→ **Problem description**
Transcribe each record below word for word.

*** Data rows ***

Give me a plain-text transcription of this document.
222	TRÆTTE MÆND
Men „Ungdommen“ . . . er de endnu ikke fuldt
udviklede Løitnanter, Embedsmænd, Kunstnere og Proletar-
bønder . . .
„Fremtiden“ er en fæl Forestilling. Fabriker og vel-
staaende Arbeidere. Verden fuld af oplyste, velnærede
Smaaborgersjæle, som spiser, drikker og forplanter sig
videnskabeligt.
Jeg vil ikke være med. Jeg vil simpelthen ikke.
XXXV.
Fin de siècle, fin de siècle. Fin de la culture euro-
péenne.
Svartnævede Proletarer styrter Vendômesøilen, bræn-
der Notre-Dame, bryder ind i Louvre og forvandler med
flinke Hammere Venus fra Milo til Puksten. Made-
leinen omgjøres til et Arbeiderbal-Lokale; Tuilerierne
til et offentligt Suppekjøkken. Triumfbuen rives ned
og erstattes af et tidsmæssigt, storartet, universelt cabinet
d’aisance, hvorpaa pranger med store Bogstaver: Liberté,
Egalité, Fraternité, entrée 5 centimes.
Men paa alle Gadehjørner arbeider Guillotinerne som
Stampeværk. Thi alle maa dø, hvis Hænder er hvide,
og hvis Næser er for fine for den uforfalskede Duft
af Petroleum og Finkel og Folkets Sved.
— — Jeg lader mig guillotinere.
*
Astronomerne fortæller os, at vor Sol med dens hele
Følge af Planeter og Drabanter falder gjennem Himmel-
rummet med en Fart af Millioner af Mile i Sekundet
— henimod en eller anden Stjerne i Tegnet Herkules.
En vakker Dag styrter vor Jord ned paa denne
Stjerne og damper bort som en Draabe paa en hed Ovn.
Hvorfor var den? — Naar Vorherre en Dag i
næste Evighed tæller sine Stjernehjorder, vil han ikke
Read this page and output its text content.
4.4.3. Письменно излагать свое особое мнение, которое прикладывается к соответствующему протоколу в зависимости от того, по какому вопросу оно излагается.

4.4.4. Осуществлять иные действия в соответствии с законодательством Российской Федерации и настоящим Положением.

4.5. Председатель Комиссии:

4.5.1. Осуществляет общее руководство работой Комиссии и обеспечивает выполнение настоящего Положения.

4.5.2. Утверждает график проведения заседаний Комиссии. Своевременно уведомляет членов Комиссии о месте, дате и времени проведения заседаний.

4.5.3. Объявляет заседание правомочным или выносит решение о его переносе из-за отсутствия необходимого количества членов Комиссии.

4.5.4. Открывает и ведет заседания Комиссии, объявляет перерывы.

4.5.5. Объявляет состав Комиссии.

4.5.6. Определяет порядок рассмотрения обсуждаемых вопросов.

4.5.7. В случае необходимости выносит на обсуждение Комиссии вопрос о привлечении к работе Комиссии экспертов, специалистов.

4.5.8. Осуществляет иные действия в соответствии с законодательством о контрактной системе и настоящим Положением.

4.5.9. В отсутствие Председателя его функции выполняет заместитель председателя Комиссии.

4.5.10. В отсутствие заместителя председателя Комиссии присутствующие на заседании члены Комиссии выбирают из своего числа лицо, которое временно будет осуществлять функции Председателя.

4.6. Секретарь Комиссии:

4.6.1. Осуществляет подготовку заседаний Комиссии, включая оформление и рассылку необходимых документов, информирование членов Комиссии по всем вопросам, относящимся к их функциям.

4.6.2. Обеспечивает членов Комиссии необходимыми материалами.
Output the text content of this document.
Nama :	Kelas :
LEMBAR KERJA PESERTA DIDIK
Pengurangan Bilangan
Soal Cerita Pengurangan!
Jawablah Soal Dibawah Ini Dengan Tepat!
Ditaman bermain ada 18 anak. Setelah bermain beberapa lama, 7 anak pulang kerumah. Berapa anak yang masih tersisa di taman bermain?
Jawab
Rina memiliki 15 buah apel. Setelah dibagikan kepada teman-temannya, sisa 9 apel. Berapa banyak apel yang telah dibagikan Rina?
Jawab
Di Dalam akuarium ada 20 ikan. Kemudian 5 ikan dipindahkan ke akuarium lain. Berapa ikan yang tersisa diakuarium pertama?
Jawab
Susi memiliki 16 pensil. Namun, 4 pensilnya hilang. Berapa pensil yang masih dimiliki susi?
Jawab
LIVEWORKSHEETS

***

→ **Correct answer**
Give me a plain-text transcription of this document.
222	TRÆTTE MÆND
Men „Ungdommen“ . . . er de endnu ikke fuldt
udviklede Løitnanter, Embedsmænd, Kunstnere og Proletar-
bønder . . .
„Fremtiden“ er en fæl Forestilling. Fabriker og vel-
staaende Arbeidere. Verden fuld af oplyste, velnærede
Smaaborgersjæle, som spiser, drikker og forplanter sig
videnskabeligt.
Jeg vil ikke være med. Jeg vil simpelthen ikke.
XXXV.
Fin de siècle, fin de siècle. Fin de la culture euro-
péenne.
Svartnævede Proletarer styrter Vendômesøilen, bræn-
der Notre-Dame, bryder ind i Louvre og forvandler med
flinke Hammere Venus fra Milo til Puksten. Made-
leinen omgjøres til et Arbeiderbal-Lokale; Tuilerierne
til et offentligt Suppekjøkken. Triumfbuen rives ned
og erstattes af et tidsmæssigt, storartet, universelt cabinet
d’aisance, hvorpaa pranger med store Bogstaver: Liberté,
Egalité, Fraternité, entrée 5 centimes.
Men paa alle Gadehjørner arbeider Guillotinerne som
Stampeværk. Thi alle maa dø, hvis Hænder er hvide,
og hvis Næser er for fine for den uforfalskede Duft
af Petroleum og Finkel og Folkets Sved.
— — Jeg lader mig guillotinere.
*
Astronomerne fortæller os, at vor Sol med dens hele
Følge af Planeter og Drabanter falder gjennem Himmel-
rummet med en Fart af Millioner af Mile i Sekundet
— henimod en eller anden Stjerne i Tegnet Herkules.
En vakker Dag styrter vor Jord ned paa denne
Stjerne og damper bort som en Draabe paa en hed Ovn.
Hvorfor var den? — Naar Vorherre en Dag i
næste Evighed tæller sine Stjernehjorder, vil han ikke
Read this page and output its text content.
4.4.3. Письменно излагать свое особое мнение, которое прикладывается к соответствующему протоколу в зависимости от того, по какому вопросу оно излагается.

4.4.4. Осуществлять иные действия в соответствии с законодательством Российской Федерации и настоящим Положением.

4.5. Председатель Комиссии:

4.5.1. Осуществляет общее руководство работой Комиссии и обеспечивает выполнение настоящего Положения.

4.5.2. Утверждает график проведения заседаний Комиссии. Своевременно уведомляет членов Комиссии о месте, дате и времени проведения заседаний.

4.5.3. Объявляет заседание правомочным или выносит решение о его переносе из-за отсутствия необходимого количества членов Комиссии.

4.5.4. Открывает и ведет заседания Комиссии, объявляет перерывы.

4.5.5. Объявляет состав Комиссии.

4.5.6. Определяет порядок рассмотрения обсуждаемых вопросов.

4.5.7. В случае необходимости выносит на обсуждение Комиссии вопрос о привлечении к работе Комиссии экспертов, специалистов.

4.5.8. Осуществляет иные действия в соответствии с законодательством о контрактной системе и настоящим Положением.

4.5.9. В отсутствие Председателя его функции выполняет заместитель председателя Комиссии.

4.5.10. В отсутствие заместителя председателя Комиссии присутствующие на заседании члены Комиссии выбирают из своего числа лицо, которое временно будет осуществлять функции Председателя.

4.6. Секретарь Комиссии:

4.6.1. Осуществляет подготовку заседаний Комиссии, включая оформление и рассылку необходимых документов, информирование членов Комиссии по всем вопросам, относящимся к их функциям.

4.6.2. Обеспечивает членов Комиссии необходимыми материалами.
Output the text content of this document.
Nama :	Kelas :
LEMBAR KERJA PESERTA DIDIK
Pengurangan Bilangan
Soal Cerita Pengurangan!
Jawablah Soal Dibawah Ini Dengan Tepat!
Ditaman bermain ada 18 anak. Setelah bermain beberapa lama, 7 anak pulang kerumah. Berapa anak yang masih tersisa di taman bermain?
Jawab
Rina memiliki 15 buah apel. Setelah dibagikan kepada teman-temannya, sisa 9 apel. Berapa banyak apel yang telah dibagikan Rina?
Jawab
Di Dalam akuarium ada 20 ikan. Kemudian 5 ikan dipindahkan ke akuarium lain. Berapa ikan yang tersisa diakuarium pertama?
Jawab
Susi memiliki 16 pensil. Namun, 4 pensilnya hilang. Berapa pensil yang masih dimiliki susi?
Jawab
LIVEWORKSHEETS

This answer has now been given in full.